(WORK INSTRUCTIONS): Pick out all lines in the listing holding the string "name" and copy them.

(Chart and figure data):
§ §

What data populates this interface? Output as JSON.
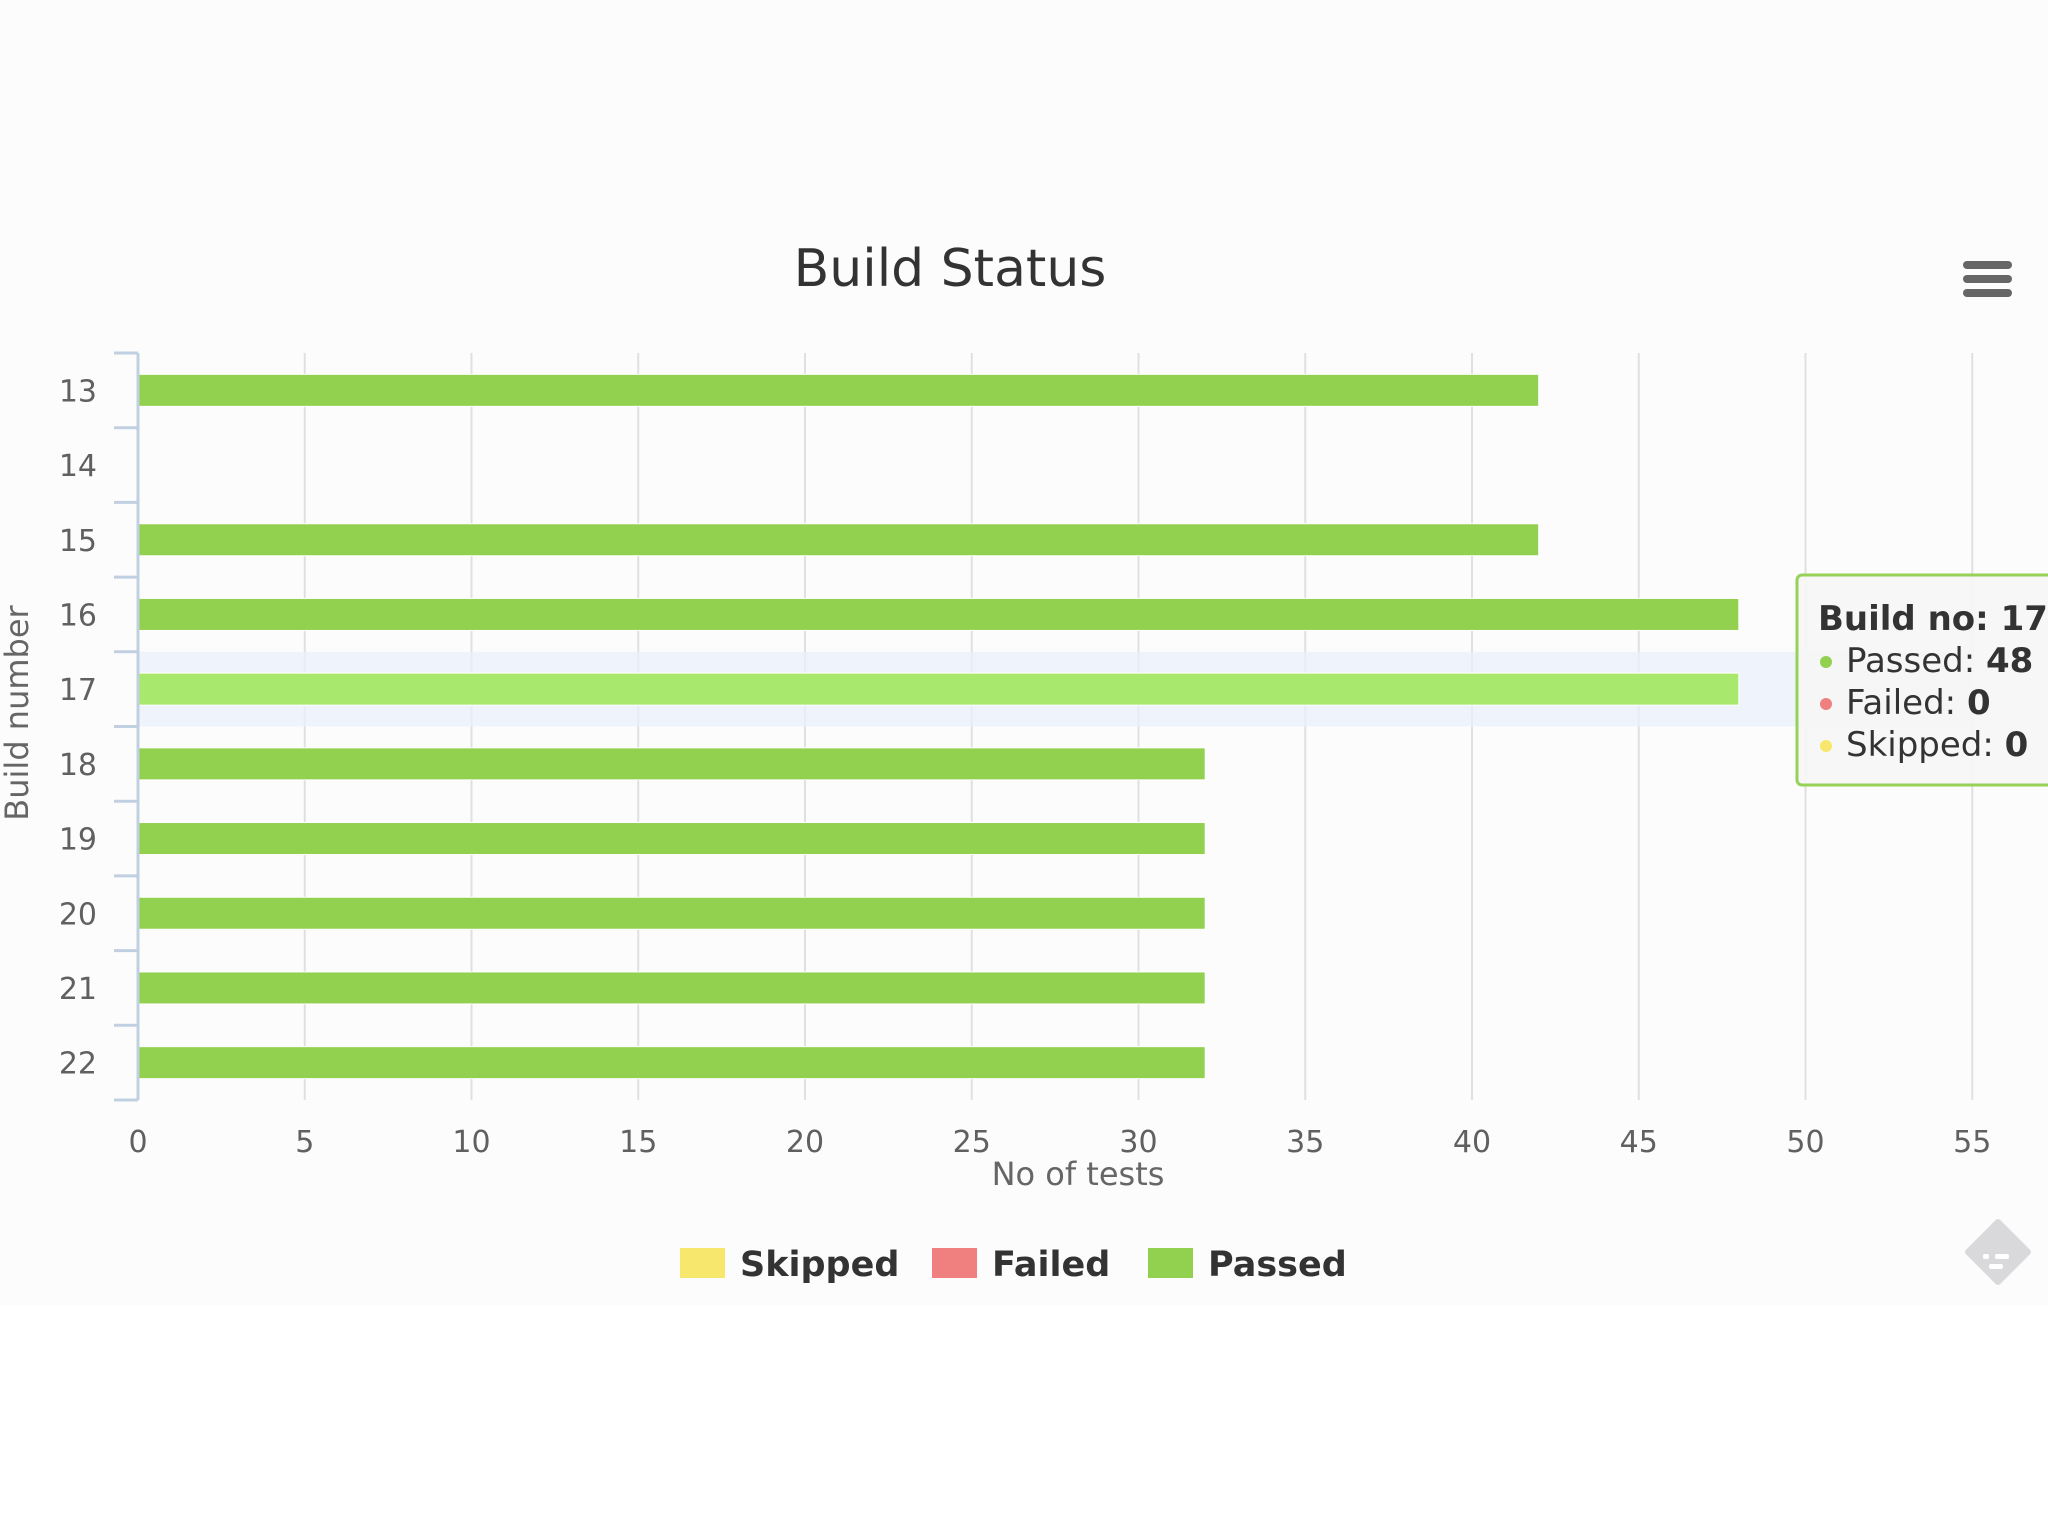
{
  "chart_data": {
    "type": "bar",
    "orientation": "horizontal",
    "stacked": true,
    "title": "Build Status",
    "xlabel": "No of tests",
    "ylabel": "Build number",
    "categories": [
      "13",
      "14",
      "15",
      "16",
      "17",
      "18",
      "19",
      "20",
      "21",
      "22"
    ],
    "series": [
      {
        "name": "Skipped",
        "color": "#f7e76c",
        "values": [
          0,
          0,
          0,
          0,
          0,
          0,
          0,
          0,
          0,
          0
        ]
      },
      {
        "name": "Failed",
        "color": "#f07f7f",
        "values": [
          0,
          0,
          0,
          0,
          0,
          0,
          0,
          0,
          0,
          0
        ]
      },
      {
        "name": "Passed",
        "color": "#92d050",
        "values": [
          42,
          0,
          42,
          48,
          48,
          32,
          32,
          32,
          32,
          32
        ]
      }
    ],
    "xlim": [
      0,
      55
    ],
    "xticks": [
      0,
      5,
      10,
      15,
      20,
      25,
      30,
      35,
      40,
      45,
      50,
      55
    ],
    "grid": true,
    "legend_position": "bottom-center",
    "highlighted_category": "17",
    "highlight_color": "#a8e86d",
    "tooltip": {
      "header_label": "Build no:",
      "header_value": "17",
      "rows": [
        {
          "label": "Passed:",
          "value": "48",
          "color": "#92d050"
        },
        {
          "label": "Failed:",
          "value": "0",
          "color": "#f07f7f"
        },
        {
          "label": "Skipped:",
          "value": "0",
          "color": "#f7e76c"
        }
      ]
    }
  },
  "toolbar": {
    "menu_icon": "hamburger-menu-icon",
    "export_icon": "feedly-export-icon"
  }
}
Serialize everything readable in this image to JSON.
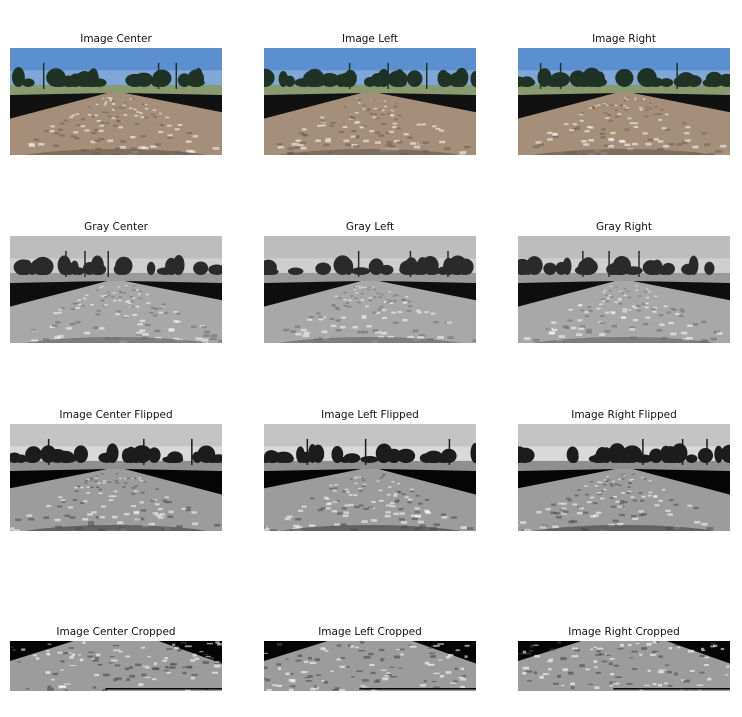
{
  "rows": [
    {
      "id": "color",
      "style": "color",
      "flip": false,
      "crop": false,
      "panels": [
        {
          "title": "Image Center"
        },
        {
          "title": "Image Left"
        },
        {
          "title": "Image Right"
        }
      ]
    },
    {
      "id": "gray",
      "style": "gray",
      "flip": false,
      "crop": false,
      "panels": [
        {
          "title": "Gray Center"
        },
        {
          "title": "Gray Left"
        },
        {
          "title": "Gray Right"
        }
      ]
    },
    {
      "id": "flipped",
      "style": "gray-contrast",
      "flip": true,
      "crop": false,
      "panels": [
        {
          "title": "Image Center Flipped"
        },
        {
          "title": "Image Left Flipped"
        },
        {
          "title": "Image Right Flipped"
        }
      ]
    },
    {
      "id": "cropped",
      "style": "gray-contrast",
      "flip": true,
      "crop": true,
      "panels": [
        {
          "title": "Image Center Cropped"
        },
        {
          "title": "Image Left Cropped"
        },
        {
          "title": "Image Right Cropped"
        }
      ]
    }
  ],
  "palette": {
    "color": {
      "sky": "#7fa7d8",
      "skyTop": "#5b8fcf",
      "trees": "#1f3325",
      "hill": "#8a9a70",
      "road": "#a58f7a",
      "roadDark": "#6e5d50",
      "shoulder": "#111111",
      "hood": "#c9b79c"
    },
    "gray": {
      "sky": "#cfcfcf",
      "skyTop": "#bdbdbd",
      "trees": "#2a2a2a",
      "hill": "#9a9a9a",
      "road": "#a8a8a8",
      "roadDark": "#6a6a6a",
      "shoulder": "#0e0e0e",
      "hood": "#d0d0d0"
    },
    "gray-contrast": {
      "sky": "#d9d9d9",
      "skyTop": "#c4c4c4",
      "trees": "#1c1c1c",
      "hill": "#8f8f8f",
      "road": "#9c9c9c",
      "roadDark": "#4a4a4a",
      "shoulder": "#050505",
      "hood": "#e0e0e0"
    }
  }
}
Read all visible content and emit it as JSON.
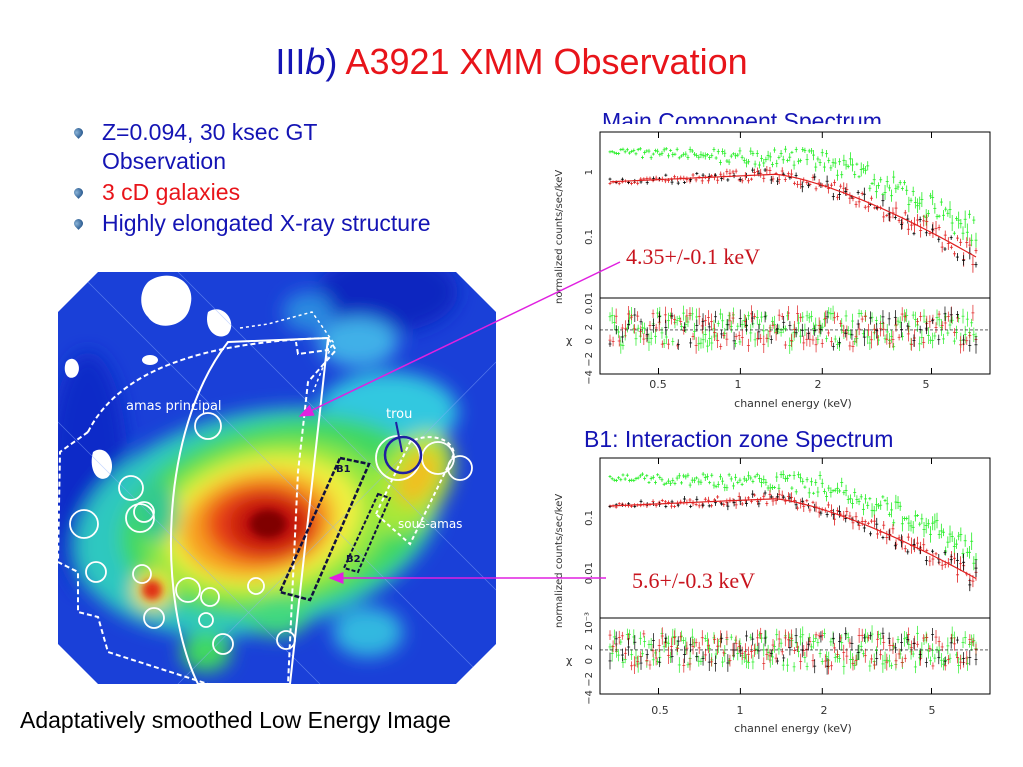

§ §

(SOLVED EXERCISE):
        "name": "Skipped",
        "name": "Failed",
        "name": "Passed",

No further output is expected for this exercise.